== DIRECTIONS ==
Show each line from the listing that includes the word "dataset".

-- Start INPUT FOR THIS TASK --

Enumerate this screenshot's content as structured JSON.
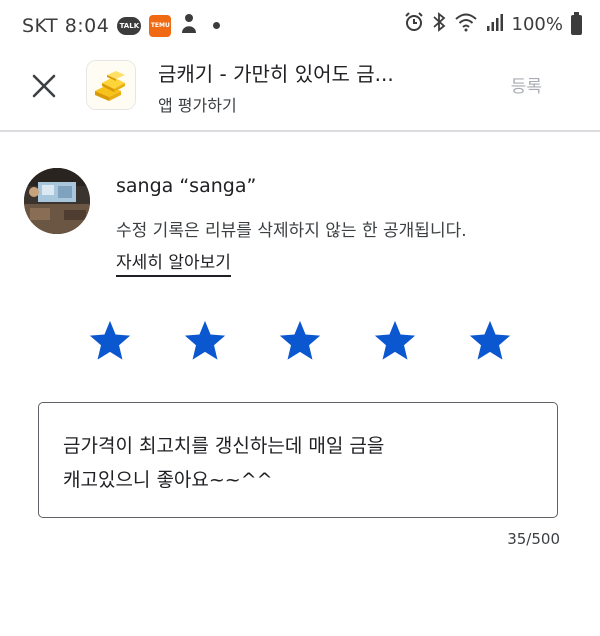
{
  "status_bar": {
    "carrier_time": "SKT 8:04",
    "talk_badge": "TALK",
    "temu_badge": "TEMU",
    "battery": "100%"
  },
  "header": {
    "app_title": "금캐기 - 가만히 있어도 금...",
    "subtitle": "앱 평가하기",
    "submit_label": "등록"
  },
  "reviewer": {
    "name": "sanga “sanga”",
    "notice": "수정 기록은 리뷰를 삭제하지 않는 한 공개됩니다.",
    "learn_more": "자세히 알아보기"
  },
  "rating": {
    "value": 5,
    "max": 5,
    "star_color": "#0b57d0"
  },
  "review": {
    "text": "금가격이 최고치를 갱신하는데 매일 금을\n캐고있으니 좋아요~~^^",
    "counter": "35/500"
  },
  "icons": {
    "close": "close-icon",
    "star": "star-icon",
    "app": "gold-bars-icon"
  }
}
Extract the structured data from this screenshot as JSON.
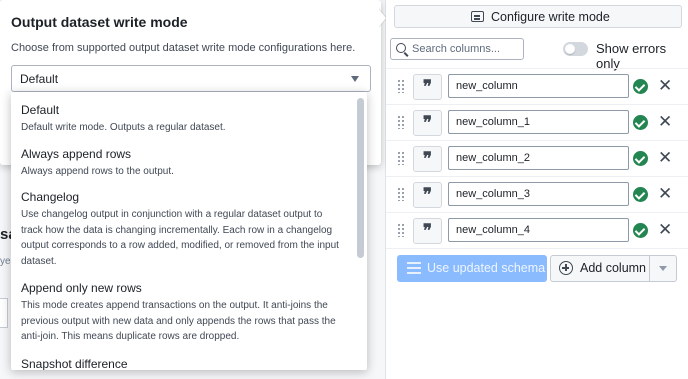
{
  "popover": {
    "title": "Output dataset write mode",
    "description": "Choose from supported output dataset write mode configurations here.",
    "select": {
      "value": "Default"
    },
    "options": [
      {
        "title": "Default",
        "description": "Default write mode. Outputs a regular dataset."
      },
      {
        "title": "Always append rows",
        "description": "Always append rows to the output."
      },
      {
        "title": "Changelog",
        "description": "Use changelog output in conjunction with a regular dataset output to track how the data is changing incrementally. Each row in a changelog output corresponds to a row added, modified, or removed from the input dataset."
      },
      {
        "title": "Append only new rows",
        "description": "This mode creates append transactions on the output. It anti-joins the previous output with new data and only appends the rows that pass the anti-join. This means duplicate rows are dropped."
      },
      {
        "title": "Snapshot difference",
        "description": ""
      }
    ]
  },
  "background": {
    "frag_sa": "sa",
    "frag_ye": "ye"
  },
  "panel": {
    "configure_label": "Configure write mode",
    "search_placeholder": "Search columns...",
    "show_errors_label": "Show errors only",
    "show_errors_on": false,
    "columns": [
      {
        "name": "new_column",
        "type_icon": "string-type-icon",
        "valid": true
      },
      {
        "name": "new_column_1",
        "type_icon": "string-type-icon",
        "valid": true
      },
      {
        "name": "new_column_2",
        "type_icon": "string-type-icon",
        "valid": true
      },
      {
        "name": "new_column_3",
        "type_icon": "string-type-icon",
        "valid": true
      },
      {
        "name": "new_column_4",
        "type_icon": "string-type-icon",
        "valid": true
      }
    ],
    "use_schema_label": "Use updated schema",
    "add_column_label": "Add column"
  },
  "colors": {
    "primary_disabled": "#8abbff",
    "success": "#238551"
  }
}
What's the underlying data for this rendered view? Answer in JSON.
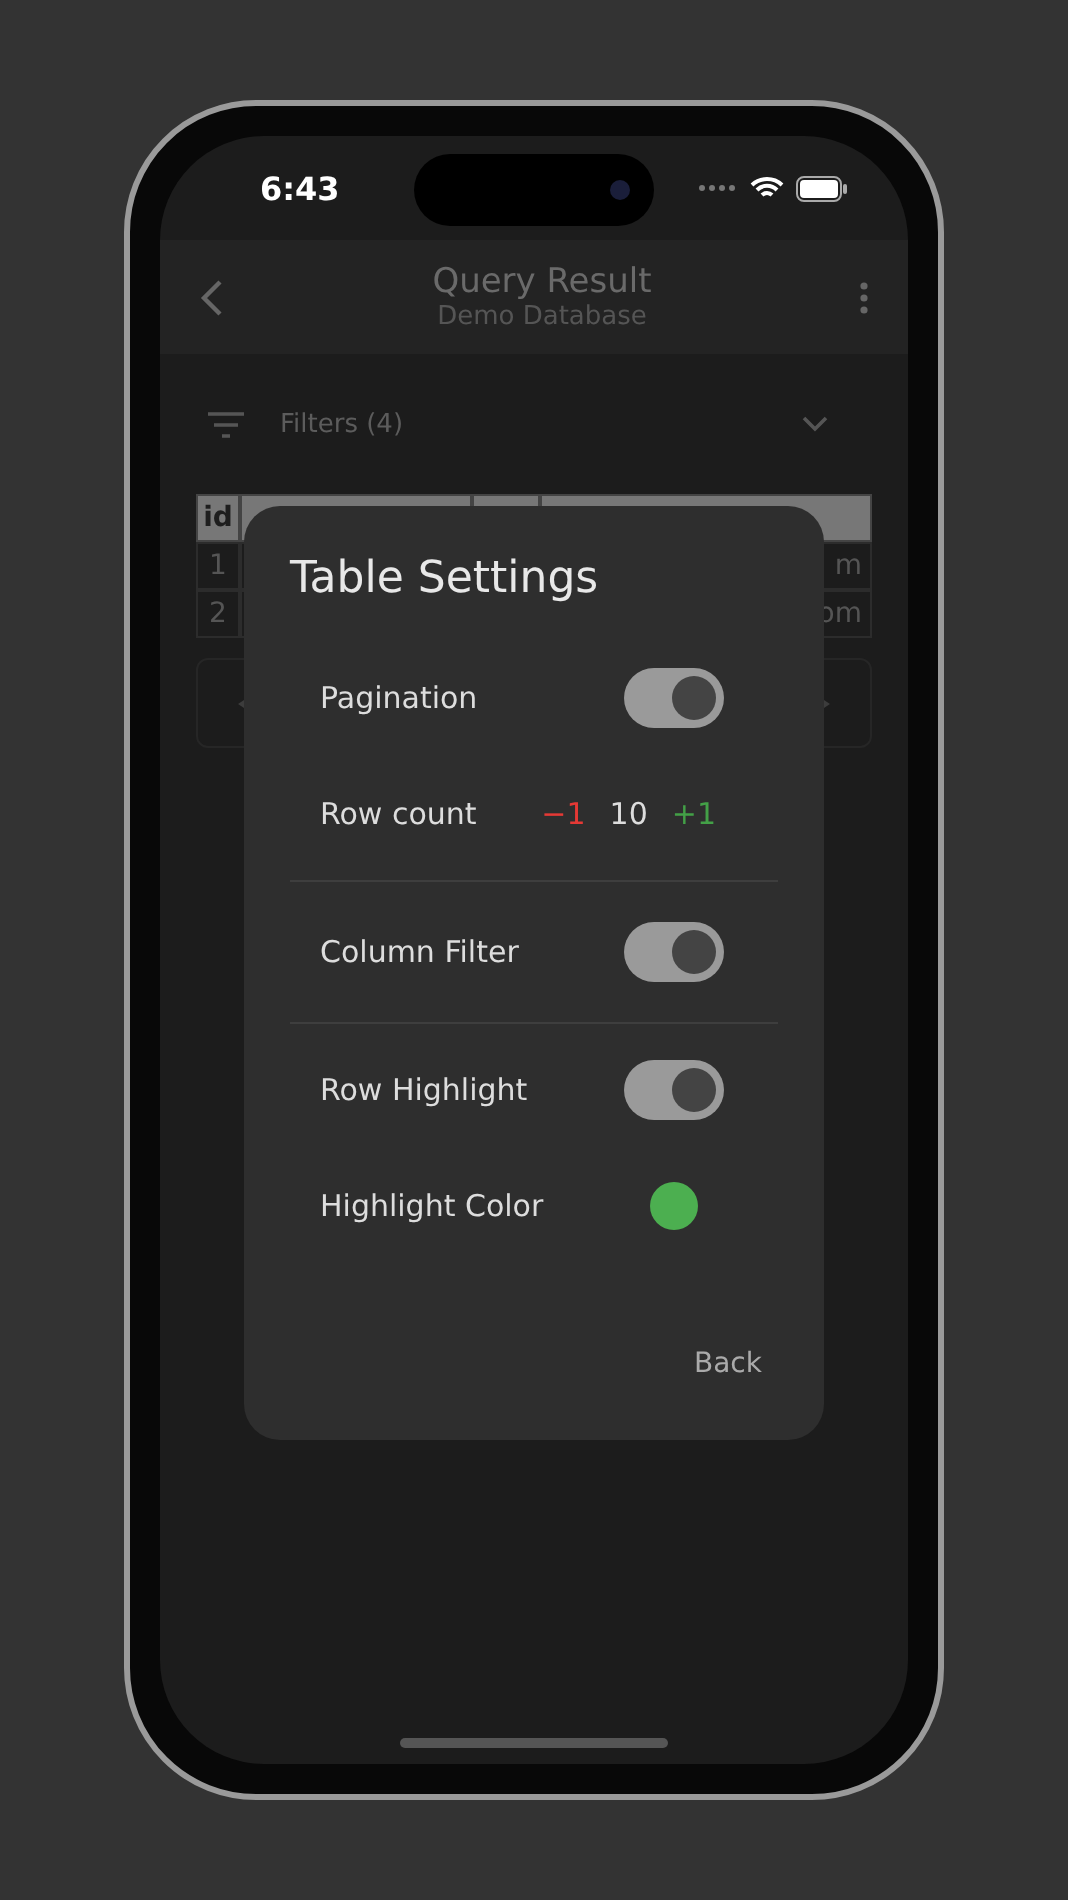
{
  "status_bar": {
    "time": "6:43"
  },
  "app_bar": {
    "title": "Query Result",
    "subtitle": "Demo Database"
  },
  "filters": {
    "label": "Filters (4)",
    "expanded": false
  },
  "table": {
    "header": "id",
    "rows": [
      {
        "id": "1",
        "column_4": "m"
      },
      {
        "id": "2",
        "column_4": "om"
      }
    ]
  },
  "dialog": {
    "title": "Table Settings",
    "sections": [
      [
        {
          "kind": "toggle",
          "label": "Pagination",
          "on": true
        },
        {
          "kind": "stepper",
          "label": "Row count",
          "decrement": "−1",
          "value": "10",
          "increment": "+1"
        }
      ],
      [
        {
          "kind": "toggle",
          "label": "Column Filter",
          "on": true
        }
      ],
      [
        {
          "kind": "toggle",
          "label": "Row Highlight",
          "on": true
        },
        {
          "kind": "color",
          "label": "Highlight Color",
          "color": "#4caf50"
        }
      ]
    ],
    "back_button": "Back"
  }
}
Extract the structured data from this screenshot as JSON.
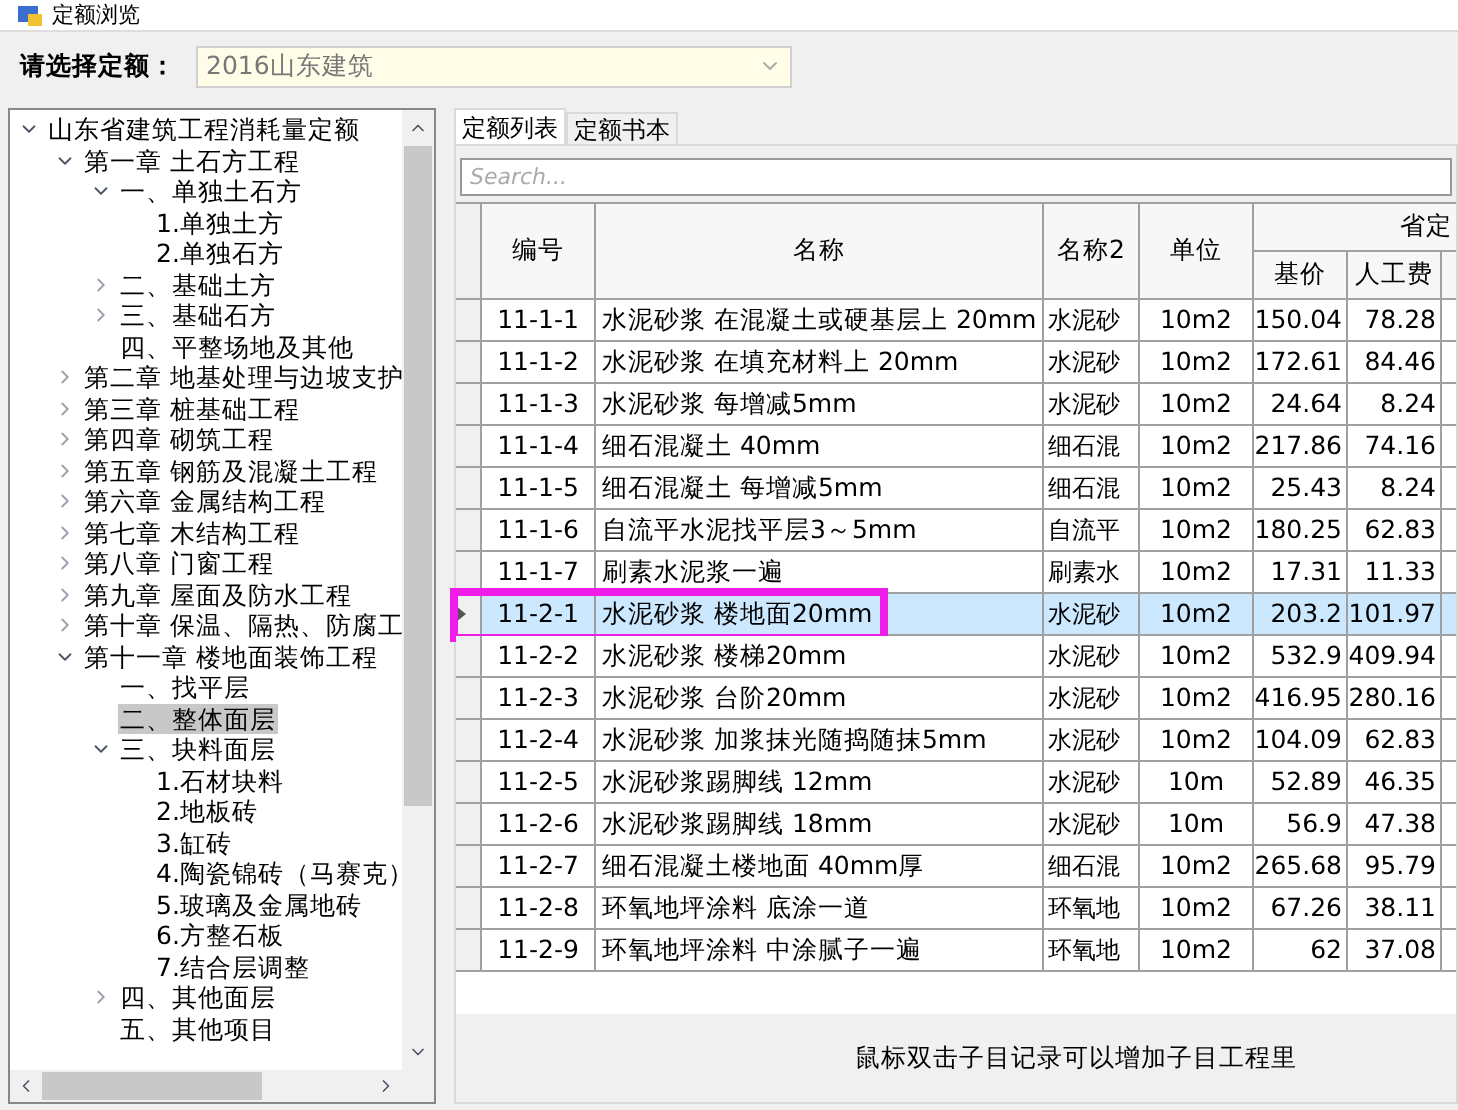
{
  "window": {
    "title": "定额浏览"
  },
  "quota_select": {
    "label": "请选择定额：",
    "value": "2016山东建筑"
  },
  "tree": [
    {
      "label": "山东省建筑工程消耗量定额",
      "expanded": true,
      "selected": false,
      "children": [
        {
          "label": "第一章 土石方工程",
          "expanded": true,
          "selected": false,
          "children": [
            {
              "label": "一、单独土石方",
              "expanded": true,
              "selected": false,
              "children": [
                {
                  "label": "1.单独土方",
                  "selected": false
                },
                {
                  "label": "2.单独石方",
                  "selected": false
                }
              ]
            },
            {
              "label": "二、基础土方",
              "expanded": false,
              "selected": false
            },
            {
              "label": "三、基础石方",
              "expanded": false,
              "selected": false
            },
            {
              "label": "四、平整场地及其他",
              "selected": false
            }
          ]
        },
        {
          "label": "第二章 地基处理与边坡支护",
          "expanded": false,
          "selected": false
        },
        {
          "label": "第三章 桩基础工程",
          "expanded": false,
          "selected": false
        },
        {
          "label": "第四章 砌筑工程",
          "expanded": false,
          "selected": false
        },
        {
          "label": "第五章 钢筋及混凝土工程",
          "expanded": false,
          "selected": false
        },
        {
          "label": "第六章 金属结构工程",
          "expanded": false,
          "selected": false
        },
        {
          "label": "第七章 木结构工程",
          "expanded": false,
          "selected": false
        },
        {
          "label": "第八章 门窗工程",
          "expanded": false,
          "selected": false
        },
        {
          "label": "第九章 屋面及防水工程",
          "expanded": false,
          "selected": false
        },
        {
          "label": "第十章 保温、隔热、防腐工",
          "expanded": false,
          "selected": false
        },
        {
          "label": "第十一章 楼地面装饰工程",
          "expanded": true,
          "selected": false,
          "children": [
            {
              "label": "一、找平层",
              "selected": false
            },
            {
              "label": "二、整体面层",
              "selected": true
            },
            {
              "label": "三、块料面层",
              "expanded": true,
              "selected": false,
              "children": [
                {
                  "label": "1.石材块料",
                  "selected": false
                },
                {
                  "label": "2.地板砖",
                  "selected": false
                },
                {
                  "label": "3.缸砖",
                  "selected": false
                },
                {
                  "label": "4.陶瓷锦砖（马赛克）",
                  "selected": false
                },
                {
                  "label": "5.玻璃及金属地砖",
                  "selected": false
                },
                {
                  "label": "6.方整石板",
                  "selected": false
                },
                {
                  "label": "7.结合层调整",
                  "selected": false
                }
              ]
            },
            {
              "label": "四、其他面层",
              "expanded": false,
              "selected": false
            },
            {
              "label": "五、其他项目",
              "selected": false
            }
          ]
        }
      ]
    }
  ],
  "tabs": [
    {
      "label": "定额列表",
      "selected": true
    },
    {
      "label": "定额书本",
      "selected": false
    }
  ],
  "search": {
    "placeholder": "Search..."
  },
  "table": {
    "columns": [
      "编号",
      "名称",
      "名称2",
      "单位"
    ],
    "group_header": "省定",
    "sub_columns": [
      "基价",
      "人工费"
    ],
    "rows": [
      {
        "code": "11-1-1",
        "name": "水泥砂浆 在混凝土或硬基层上 20mm",
        "name2": "水泥砂",
        "unit": "10m2",
        "base_price": "150.04",
        "labor": "78.28",
        "selected": false,
        "highlighted": false
      },
      {
        "code": "11-1-2",
        "name": "水泥砂浆 在填充材料上 20mm",
        "name2": "水泥砂",
        "unit": "10m2",
        "base_price": "172.61",
        "labor": "84.46",
        "selected": false,
        "highlighted": false
      },
      {
        "code": "11-1-3",
        "name": "水泥砂浆 每增减5mm",
        "name2": "水泥砂",
        "unit": "10m2",
        "base_price": "24.64",
        "labor": "8.24",
        "selected": false,
        "highlighted": false
      },
      {
        "code": "11-1-4",
        "name": "细石混凝土 40mm",
        "name2": "细石混",
        "unit": "10m2",
        "base_price": "217.86",
        "labor": "74.16",
        "selected": false,
        "highlighted": false
      },
      {
        "code": "11-1-5",
        "name": "细石混凝土 每增减5mm",
        "name2": "细石混",
        "unit": "10m2",
        "base_price": "25.43",
        "labor": "8.24",
        "selected": false,
        "highlighted": false
      },
      {
        "code": "11-1-6",
        "name": "自流平水泥找平层3～5mm",
        "name2": "自流平",
        "unit": "10m2",
        "base_price": "180.25",
        "labor": "62.83",
        "selected": false,
        "highlighted": false
      },
      {
        "code": "11-1-7",
        "name": "刷素水泥浆一遍",
        "name2": "刷素水",
        "unit": "10m2",
        "base_price": "17.31",
        "labor": "11.33",
        "selected": false,
        "highlighted": false
      },
      {
        "code": "11-2-1",
        "name": "水泥砂浆 楼地面20mm",
        "name2": "水泥砂",
        "unit": "10m2",
        "base_price": "203.2",
        "labor": "101.97",
        "selected": true,
        "highlighted": true
      },
      {
        "code": "11-2-2",
        "name": "水泥砂浆 楼梯20mm",
        "name2": "水泥砂",
        "unit": "10m2",
        "base_price": "532.9",
        "labor": "409.94",
        "selected": false,
        "highlighted": false
      },
      {
        "code": "11-2-3",
        "name": "水泥砂浆 台阶20mm",
        "name2": "水泥砂",
        "unit": "10m2",
        "base_price": "416.95",
        "labor": "280.16",
        "selected": false,
        "highlighted": false
      },
      {
        "code": "11-2-4",
        "name": "水泥砂浆 加浆抹光随捣随抹5mm",
        "name2": "水泥砂",
        "unit": "10m2",
        "base_price": "104.09",
        "labor": "62.83",
        "selected": false,
        "highlighted": false
      },
      {
        "code": "11-2-5",
        "name": "水泥砂浆踢脚线 12mm",
        "name2": "水泥砂",
        "unit": "10m",
        "base_price": "52.89",
        "labor": "46.35",
        "selected": false,
        "highlighted": false
      },
      {
        "code": "11-2-6",
        "name": "水泥砂浆踢脚线 18mm",
        "name2": "水泥砂",
        "unit": "10m",
        "base_price": "56.9",
        "labor": "47.38",
        "selected": false,
        "highlighted": false
      },
      {
        "code": "11-2-7",
        "name": "细石混凝土楼地面 40mm厚",
        "name2": "细石混",
        "unit": "10m2",
        "base_price": "265.68",
        "labor": "95.79",
        "selected": false,
        "highlighted": false
      },
      {
        "code": "11-2-8",
        "name": "环氧地坪涂料 底涂一道",
        "name2": "环氧地",
        "unit": "10m2",
        "base_price": "67.26",
        "labor": "38.11",
        "selected": false,
        "highlighted": false
      },
      {
        "code": "11-2-9",
        "name": "环氧地坪涂料 中涂腻子一遍",
        "name2": "环氧地",
        "unit": "10m2",
        "base_price": "62",
        "labor": "37.08",
        "selected": false,
        "highlighted": false
      }
    ]
  },
  "hint": "鼠标双击子目记录可以增加子目工程里"
}
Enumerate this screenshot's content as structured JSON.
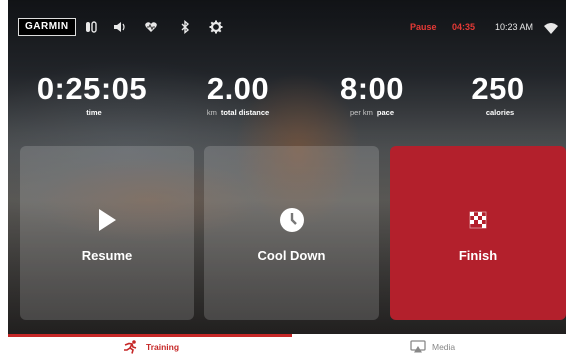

-- End INPUT FOR THIS TASK --

== RESPONSE TO THE EXERCISE ==
    "title": "Output dataset write mode",
    "description": "Choose from supported output dataset write mode configurations here.",
        "description": "Default write mode. Outputs a regular dataset."
        "description": "Use changelog output in conjunction with a regular dataset output to track how the data is changing incrementally. Each row in a changelog output corresponds to a row added, modified, or removed from the input dataset."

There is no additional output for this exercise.